--- START Listed records ---
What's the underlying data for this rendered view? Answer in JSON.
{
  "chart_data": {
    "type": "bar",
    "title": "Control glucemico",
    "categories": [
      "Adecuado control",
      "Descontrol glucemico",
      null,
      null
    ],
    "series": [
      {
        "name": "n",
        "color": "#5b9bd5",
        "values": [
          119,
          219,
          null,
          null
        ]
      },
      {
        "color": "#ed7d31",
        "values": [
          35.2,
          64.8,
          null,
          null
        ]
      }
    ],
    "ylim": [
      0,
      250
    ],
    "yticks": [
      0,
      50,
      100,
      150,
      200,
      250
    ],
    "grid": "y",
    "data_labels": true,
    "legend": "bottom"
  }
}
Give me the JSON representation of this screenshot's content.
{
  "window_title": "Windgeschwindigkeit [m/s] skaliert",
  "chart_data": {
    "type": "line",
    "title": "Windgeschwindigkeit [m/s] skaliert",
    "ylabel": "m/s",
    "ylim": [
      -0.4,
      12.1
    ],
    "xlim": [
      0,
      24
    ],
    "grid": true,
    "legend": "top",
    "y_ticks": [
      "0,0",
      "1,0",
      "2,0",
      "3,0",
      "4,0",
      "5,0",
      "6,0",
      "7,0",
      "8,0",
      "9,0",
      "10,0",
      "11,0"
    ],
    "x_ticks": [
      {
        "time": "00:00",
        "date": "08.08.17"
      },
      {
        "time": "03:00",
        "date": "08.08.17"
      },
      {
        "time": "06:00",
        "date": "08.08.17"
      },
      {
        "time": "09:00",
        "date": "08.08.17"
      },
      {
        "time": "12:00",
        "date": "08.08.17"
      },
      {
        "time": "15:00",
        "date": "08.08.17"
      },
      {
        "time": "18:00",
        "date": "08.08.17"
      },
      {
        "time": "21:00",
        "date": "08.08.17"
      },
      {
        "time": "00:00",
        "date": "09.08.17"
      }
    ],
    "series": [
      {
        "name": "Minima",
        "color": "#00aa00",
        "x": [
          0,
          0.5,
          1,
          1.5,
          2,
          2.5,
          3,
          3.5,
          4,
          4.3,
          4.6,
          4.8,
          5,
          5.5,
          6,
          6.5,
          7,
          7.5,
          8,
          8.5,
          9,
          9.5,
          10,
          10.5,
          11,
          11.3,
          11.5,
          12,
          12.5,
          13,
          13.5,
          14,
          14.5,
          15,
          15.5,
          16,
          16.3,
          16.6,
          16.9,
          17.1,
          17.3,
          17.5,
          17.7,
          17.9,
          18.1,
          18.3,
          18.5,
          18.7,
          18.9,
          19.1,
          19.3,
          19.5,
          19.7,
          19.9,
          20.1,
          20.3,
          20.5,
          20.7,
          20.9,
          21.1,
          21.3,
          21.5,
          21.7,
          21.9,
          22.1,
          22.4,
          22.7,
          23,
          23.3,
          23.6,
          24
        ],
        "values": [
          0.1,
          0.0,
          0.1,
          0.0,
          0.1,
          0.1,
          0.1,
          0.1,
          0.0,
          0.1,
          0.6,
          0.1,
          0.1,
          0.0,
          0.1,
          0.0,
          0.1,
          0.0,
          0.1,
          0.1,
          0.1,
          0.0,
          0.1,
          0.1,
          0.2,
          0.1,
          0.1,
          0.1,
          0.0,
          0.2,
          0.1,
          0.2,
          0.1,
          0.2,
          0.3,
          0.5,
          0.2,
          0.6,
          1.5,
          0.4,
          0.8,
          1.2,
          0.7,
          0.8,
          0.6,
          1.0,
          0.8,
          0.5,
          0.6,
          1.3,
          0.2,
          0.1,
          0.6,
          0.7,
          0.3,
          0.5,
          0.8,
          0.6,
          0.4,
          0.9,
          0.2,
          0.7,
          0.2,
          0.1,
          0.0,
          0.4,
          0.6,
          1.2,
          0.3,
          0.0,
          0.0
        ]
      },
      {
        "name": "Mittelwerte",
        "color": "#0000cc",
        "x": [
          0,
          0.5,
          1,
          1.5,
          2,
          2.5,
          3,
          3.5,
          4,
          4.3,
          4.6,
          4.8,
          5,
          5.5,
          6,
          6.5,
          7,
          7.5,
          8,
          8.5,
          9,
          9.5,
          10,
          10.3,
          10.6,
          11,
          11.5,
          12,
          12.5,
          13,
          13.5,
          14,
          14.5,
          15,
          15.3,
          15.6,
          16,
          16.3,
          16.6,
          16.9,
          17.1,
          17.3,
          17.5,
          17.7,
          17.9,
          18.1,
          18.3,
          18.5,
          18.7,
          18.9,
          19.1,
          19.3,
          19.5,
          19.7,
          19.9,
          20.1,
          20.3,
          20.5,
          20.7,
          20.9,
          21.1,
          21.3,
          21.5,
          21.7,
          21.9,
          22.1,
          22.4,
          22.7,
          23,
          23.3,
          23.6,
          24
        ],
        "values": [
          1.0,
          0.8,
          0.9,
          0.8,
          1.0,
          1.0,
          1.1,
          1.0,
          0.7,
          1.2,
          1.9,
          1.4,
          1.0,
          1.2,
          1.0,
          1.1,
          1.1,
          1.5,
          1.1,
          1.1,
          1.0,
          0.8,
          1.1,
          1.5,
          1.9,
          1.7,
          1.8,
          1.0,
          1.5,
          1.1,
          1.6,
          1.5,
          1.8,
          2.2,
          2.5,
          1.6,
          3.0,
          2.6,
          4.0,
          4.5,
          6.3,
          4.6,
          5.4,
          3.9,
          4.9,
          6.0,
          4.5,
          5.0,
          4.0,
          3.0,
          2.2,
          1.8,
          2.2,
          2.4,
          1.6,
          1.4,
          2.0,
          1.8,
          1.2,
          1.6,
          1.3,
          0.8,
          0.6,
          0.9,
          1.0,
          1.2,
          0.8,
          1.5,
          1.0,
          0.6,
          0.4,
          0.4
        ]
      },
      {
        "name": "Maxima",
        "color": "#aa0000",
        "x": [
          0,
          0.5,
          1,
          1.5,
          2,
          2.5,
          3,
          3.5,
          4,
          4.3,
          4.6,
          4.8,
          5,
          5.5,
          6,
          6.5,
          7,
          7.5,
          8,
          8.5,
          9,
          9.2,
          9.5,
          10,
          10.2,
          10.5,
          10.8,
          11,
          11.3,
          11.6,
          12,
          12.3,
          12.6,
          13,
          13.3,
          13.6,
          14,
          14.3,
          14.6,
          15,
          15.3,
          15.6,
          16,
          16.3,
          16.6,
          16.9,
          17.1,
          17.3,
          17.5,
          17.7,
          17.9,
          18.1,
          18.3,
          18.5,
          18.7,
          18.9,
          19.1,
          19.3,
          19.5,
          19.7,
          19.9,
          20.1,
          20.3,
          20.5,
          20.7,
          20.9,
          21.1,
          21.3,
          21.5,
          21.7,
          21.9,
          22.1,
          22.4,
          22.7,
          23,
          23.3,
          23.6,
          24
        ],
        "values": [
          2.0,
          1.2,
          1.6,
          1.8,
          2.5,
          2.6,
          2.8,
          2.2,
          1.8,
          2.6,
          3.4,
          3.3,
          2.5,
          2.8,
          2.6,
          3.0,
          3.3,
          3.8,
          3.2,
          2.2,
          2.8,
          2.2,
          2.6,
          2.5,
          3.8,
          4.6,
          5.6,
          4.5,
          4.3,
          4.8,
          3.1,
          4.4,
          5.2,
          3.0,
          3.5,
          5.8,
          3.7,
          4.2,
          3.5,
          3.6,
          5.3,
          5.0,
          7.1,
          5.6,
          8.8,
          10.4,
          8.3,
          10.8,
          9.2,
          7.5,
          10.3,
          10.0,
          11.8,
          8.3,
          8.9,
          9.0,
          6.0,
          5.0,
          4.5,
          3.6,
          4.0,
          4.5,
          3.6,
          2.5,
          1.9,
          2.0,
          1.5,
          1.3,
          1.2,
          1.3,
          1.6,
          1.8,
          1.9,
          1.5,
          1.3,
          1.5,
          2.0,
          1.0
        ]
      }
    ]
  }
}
--- END Listed records ---
== The exercise ==
List every line in the records above that contains the word "time".

== Reply ==
        "time": "00:00",
        "time": "03:00",
        "time": "06:00",
        "time": "09:00",
        "time": "12:00",
        "time": "15:00",
        "time": "18:00",
        "time": "21:00",
        "time": "00:00",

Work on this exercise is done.